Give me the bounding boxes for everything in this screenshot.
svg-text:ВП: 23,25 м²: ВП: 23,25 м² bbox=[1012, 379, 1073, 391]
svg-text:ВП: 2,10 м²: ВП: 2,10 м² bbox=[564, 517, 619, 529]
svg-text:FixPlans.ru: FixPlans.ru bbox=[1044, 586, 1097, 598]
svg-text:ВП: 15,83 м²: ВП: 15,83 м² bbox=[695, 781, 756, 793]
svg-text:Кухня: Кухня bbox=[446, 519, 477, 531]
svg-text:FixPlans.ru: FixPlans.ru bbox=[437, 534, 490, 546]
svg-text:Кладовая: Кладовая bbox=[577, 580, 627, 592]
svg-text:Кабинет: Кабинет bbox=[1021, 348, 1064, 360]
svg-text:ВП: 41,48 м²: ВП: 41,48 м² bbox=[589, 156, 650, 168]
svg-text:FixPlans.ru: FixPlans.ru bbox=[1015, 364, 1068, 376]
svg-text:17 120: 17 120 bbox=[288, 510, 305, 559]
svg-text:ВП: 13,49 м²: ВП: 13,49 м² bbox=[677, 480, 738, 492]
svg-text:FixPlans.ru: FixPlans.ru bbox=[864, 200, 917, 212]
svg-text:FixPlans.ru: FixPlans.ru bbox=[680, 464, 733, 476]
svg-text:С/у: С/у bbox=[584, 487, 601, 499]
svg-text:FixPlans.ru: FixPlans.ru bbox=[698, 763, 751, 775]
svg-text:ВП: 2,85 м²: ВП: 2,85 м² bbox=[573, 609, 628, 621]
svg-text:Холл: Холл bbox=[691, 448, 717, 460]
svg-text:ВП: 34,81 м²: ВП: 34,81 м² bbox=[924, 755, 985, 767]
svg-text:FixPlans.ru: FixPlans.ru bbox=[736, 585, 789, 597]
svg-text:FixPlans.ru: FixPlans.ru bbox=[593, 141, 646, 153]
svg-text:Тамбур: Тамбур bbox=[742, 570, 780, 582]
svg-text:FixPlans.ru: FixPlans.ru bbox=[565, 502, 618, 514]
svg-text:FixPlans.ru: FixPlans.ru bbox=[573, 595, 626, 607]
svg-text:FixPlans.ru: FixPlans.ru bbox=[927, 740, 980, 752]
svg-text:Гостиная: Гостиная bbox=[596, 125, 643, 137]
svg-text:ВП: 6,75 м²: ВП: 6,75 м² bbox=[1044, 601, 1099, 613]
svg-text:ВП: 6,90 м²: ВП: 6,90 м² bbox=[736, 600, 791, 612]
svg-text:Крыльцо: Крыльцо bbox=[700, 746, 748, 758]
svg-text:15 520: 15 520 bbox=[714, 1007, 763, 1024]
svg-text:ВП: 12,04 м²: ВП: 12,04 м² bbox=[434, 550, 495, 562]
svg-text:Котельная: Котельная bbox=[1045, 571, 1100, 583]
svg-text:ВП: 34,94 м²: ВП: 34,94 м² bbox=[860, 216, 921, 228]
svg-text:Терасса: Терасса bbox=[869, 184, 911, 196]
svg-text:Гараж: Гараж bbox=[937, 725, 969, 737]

...

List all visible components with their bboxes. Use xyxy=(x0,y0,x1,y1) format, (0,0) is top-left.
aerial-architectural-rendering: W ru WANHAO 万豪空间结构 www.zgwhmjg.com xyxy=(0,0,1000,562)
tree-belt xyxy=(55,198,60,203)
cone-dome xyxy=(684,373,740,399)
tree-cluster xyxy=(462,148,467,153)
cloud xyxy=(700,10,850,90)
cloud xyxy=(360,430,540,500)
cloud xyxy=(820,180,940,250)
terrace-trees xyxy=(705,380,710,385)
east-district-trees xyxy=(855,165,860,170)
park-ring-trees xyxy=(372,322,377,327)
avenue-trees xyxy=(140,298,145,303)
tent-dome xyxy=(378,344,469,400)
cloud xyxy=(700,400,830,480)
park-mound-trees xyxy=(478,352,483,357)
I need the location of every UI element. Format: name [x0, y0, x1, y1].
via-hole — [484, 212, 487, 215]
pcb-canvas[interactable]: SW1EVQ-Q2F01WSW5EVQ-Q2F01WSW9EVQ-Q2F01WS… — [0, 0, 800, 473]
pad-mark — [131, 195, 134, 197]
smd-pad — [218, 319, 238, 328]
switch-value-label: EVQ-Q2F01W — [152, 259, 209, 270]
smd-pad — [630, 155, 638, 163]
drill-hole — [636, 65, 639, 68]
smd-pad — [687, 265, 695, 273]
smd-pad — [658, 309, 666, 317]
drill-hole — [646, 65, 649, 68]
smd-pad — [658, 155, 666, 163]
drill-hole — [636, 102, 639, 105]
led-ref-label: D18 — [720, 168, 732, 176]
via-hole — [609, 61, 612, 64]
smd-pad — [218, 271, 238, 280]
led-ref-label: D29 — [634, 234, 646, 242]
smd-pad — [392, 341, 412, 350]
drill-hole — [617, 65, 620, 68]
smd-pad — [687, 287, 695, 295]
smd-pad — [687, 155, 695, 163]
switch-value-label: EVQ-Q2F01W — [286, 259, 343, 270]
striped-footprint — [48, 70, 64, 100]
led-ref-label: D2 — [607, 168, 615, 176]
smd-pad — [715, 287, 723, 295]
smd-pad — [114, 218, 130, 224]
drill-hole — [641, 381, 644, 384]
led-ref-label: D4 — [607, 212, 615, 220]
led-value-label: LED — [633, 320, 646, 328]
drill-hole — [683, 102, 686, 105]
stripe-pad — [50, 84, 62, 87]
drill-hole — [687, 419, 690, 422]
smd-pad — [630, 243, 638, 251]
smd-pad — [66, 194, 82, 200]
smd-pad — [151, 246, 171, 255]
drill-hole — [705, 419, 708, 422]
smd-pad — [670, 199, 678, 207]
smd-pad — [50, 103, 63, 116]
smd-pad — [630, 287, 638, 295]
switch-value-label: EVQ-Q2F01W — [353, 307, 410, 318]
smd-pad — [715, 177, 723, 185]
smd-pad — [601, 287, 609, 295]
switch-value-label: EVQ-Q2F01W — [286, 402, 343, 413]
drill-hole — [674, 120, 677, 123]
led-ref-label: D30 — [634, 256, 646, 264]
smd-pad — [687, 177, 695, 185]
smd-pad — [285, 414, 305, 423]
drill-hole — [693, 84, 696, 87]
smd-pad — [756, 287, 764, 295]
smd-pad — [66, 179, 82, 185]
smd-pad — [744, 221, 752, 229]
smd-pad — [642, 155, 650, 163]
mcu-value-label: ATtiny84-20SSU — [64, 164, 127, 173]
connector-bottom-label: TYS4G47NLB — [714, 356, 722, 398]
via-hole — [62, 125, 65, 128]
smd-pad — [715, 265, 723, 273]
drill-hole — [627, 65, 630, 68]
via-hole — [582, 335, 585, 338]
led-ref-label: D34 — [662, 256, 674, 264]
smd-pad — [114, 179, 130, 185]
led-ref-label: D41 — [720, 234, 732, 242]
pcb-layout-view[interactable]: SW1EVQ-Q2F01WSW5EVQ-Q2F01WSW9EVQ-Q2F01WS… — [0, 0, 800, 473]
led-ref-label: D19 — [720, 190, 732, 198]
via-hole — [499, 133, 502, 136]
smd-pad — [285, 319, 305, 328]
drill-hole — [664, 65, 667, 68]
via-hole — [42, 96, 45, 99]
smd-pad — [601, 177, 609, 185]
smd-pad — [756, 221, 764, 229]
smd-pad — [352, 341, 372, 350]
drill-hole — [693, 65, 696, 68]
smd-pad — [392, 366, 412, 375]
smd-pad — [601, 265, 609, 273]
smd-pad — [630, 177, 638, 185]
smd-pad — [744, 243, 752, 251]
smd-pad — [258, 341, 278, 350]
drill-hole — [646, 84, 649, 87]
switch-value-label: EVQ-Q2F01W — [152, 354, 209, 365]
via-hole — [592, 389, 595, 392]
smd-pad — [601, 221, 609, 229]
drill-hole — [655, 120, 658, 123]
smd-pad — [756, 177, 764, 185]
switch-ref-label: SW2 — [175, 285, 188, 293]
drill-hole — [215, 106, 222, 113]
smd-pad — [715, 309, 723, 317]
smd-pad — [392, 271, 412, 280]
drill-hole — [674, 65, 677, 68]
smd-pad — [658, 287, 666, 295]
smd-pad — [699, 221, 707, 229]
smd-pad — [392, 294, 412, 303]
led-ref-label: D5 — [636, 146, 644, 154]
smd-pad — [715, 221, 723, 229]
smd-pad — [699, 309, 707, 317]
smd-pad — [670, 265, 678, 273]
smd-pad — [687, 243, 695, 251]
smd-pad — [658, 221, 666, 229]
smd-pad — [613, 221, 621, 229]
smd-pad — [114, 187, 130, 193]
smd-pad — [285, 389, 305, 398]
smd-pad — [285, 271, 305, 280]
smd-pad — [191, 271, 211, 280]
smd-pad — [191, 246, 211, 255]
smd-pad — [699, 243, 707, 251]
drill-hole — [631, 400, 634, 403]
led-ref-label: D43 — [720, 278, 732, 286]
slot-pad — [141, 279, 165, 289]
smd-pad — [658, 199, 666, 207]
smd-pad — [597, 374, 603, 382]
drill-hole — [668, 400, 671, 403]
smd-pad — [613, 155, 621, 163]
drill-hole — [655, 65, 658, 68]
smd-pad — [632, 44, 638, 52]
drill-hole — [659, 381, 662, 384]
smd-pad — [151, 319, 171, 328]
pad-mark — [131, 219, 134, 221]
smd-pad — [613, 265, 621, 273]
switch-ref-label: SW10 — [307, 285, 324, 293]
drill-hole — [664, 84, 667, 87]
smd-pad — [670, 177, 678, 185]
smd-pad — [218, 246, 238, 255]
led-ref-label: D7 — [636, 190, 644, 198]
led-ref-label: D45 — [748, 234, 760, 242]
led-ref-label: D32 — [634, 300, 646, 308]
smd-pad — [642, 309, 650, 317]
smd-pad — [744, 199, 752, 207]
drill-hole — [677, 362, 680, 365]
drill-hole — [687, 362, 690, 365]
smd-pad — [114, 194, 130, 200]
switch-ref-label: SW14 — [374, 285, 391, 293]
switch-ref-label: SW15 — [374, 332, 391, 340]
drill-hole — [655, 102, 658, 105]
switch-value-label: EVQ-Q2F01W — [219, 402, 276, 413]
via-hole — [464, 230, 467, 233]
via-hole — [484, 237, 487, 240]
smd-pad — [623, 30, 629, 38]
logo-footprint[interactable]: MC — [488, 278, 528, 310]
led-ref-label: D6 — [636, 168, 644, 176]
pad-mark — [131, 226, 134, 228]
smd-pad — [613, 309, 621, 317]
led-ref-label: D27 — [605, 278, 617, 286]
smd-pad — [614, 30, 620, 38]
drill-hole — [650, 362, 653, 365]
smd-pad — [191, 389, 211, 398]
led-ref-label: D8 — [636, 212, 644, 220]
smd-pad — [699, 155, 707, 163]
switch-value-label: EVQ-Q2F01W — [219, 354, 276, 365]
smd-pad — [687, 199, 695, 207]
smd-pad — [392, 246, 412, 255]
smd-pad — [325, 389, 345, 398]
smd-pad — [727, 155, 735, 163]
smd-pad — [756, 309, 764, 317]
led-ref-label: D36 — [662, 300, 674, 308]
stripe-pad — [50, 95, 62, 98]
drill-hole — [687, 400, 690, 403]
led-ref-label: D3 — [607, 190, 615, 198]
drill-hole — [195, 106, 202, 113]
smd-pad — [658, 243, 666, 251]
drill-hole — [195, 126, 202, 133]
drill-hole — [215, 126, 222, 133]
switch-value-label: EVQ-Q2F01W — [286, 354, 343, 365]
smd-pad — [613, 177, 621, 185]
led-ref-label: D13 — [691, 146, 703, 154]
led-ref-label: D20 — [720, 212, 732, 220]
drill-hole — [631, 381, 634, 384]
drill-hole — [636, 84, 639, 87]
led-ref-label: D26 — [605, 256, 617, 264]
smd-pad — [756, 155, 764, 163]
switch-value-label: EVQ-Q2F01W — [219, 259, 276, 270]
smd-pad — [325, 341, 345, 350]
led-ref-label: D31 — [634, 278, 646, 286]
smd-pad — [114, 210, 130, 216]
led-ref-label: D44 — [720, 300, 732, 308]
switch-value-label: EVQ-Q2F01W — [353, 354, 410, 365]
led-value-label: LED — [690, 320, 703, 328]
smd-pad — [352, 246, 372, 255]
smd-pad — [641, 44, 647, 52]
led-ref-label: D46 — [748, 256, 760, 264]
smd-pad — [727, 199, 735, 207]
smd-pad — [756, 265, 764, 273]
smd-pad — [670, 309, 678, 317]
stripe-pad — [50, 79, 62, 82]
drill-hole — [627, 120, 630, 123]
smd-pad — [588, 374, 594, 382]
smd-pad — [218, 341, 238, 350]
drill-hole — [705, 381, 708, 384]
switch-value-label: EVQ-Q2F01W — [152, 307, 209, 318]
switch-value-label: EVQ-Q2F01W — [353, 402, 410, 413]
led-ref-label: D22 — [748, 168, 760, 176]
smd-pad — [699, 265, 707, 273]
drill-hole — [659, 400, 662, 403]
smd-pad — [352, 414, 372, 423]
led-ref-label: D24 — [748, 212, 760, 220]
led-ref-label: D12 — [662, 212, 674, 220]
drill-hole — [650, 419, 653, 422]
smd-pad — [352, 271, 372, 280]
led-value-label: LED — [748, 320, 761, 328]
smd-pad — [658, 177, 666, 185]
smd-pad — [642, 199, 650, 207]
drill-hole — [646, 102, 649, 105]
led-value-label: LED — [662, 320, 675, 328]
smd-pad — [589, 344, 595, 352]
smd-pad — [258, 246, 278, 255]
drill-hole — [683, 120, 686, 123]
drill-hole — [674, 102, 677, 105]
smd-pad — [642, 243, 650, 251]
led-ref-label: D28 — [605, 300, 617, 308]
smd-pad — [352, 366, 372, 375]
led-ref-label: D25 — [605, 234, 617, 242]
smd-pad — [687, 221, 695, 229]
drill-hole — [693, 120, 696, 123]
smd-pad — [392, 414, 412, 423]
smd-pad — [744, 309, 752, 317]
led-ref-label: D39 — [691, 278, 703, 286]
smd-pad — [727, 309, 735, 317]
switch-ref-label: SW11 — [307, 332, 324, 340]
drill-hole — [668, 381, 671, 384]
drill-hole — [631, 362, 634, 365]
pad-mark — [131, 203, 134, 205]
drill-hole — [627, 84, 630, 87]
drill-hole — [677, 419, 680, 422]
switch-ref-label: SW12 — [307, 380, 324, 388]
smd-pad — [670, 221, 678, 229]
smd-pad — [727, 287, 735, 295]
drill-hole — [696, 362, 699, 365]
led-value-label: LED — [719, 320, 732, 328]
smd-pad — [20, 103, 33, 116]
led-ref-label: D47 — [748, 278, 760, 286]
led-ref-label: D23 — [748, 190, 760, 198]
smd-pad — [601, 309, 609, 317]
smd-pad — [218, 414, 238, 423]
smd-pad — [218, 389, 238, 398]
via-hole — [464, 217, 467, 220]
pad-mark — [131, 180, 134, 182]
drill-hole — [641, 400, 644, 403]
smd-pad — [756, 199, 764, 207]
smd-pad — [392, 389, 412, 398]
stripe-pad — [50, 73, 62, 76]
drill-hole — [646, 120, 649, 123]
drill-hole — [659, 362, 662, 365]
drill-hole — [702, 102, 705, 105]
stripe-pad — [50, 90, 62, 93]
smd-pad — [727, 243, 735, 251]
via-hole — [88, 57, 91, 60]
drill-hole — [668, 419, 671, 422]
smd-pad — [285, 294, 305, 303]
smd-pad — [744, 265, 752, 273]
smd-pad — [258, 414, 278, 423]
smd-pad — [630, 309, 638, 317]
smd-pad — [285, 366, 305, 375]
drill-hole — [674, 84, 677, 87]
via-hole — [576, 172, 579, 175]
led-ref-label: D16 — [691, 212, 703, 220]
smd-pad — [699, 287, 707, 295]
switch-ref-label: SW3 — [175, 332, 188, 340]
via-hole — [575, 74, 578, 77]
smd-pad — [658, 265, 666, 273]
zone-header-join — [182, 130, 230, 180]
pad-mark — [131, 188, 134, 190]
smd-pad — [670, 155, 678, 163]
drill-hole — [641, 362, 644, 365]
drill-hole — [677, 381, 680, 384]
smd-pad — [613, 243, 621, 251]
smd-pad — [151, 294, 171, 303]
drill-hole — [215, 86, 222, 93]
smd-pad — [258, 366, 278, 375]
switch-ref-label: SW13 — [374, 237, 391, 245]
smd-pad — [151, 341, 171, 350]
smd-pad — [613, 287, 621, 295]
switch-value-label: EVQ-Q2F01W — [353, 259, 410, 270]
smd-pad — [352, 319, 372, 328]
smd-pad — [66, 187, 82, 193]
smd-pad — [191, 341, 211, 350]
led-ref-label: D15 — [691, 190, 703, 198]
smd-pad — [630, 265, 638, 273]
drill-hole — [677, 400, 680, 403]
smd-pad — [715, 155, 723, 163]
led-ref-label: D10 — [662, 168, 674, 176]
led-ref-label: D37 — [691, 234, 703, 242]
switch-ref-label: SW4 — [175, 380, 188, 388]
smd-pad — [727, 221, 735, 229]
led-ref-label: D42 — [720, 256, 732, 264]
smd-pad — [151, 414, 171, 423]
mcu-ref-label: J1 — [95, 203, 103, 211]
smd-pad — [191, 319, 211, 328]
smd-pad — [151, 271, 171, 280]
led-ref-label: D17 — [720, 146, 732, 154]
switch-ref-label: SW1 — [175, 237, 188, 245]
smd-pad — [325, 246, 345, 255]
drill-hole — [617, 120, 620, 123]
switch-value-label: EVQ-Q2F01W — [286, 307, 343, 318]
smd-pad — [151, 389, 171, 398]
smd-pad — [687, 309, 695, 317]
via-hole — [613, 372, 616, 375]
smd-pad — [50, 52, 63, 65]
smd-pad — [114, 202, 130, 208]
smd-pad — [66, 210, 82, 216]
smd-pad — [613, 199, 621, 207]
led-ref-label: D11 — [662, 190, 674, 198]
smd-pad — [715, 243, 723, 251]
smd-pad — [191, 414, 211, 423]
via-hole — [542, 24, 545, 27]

* EXERCISE REQUIREMENTS
Put the lines of the items as a JSON list of strings, one string per line, beginning with the line containing "List all visible" and going on through the line containing "cloud xyxy=(700,10,850,90)", both included. Leave out any blank lines.

* EXPECTED ANSWER
[
  "List all visible components with their bboxes. Use xyxy=(x0,y0,x1,y1) format, (0,0) is top-left.",
  "aerial-architectural-rendering: W ru WANHAO 万豪空间结构 www.zgwhmjg.com xyxy=(0,0,1000,562)",
  "tree-belt xyxy=(55,198,60,203)",
  "cone-dome xyxy=(684,373,740,399)",
  "tree-cluster xyxy=(462,148,467,153)",
  "cloud xyxy=(700,10,850,90)"
]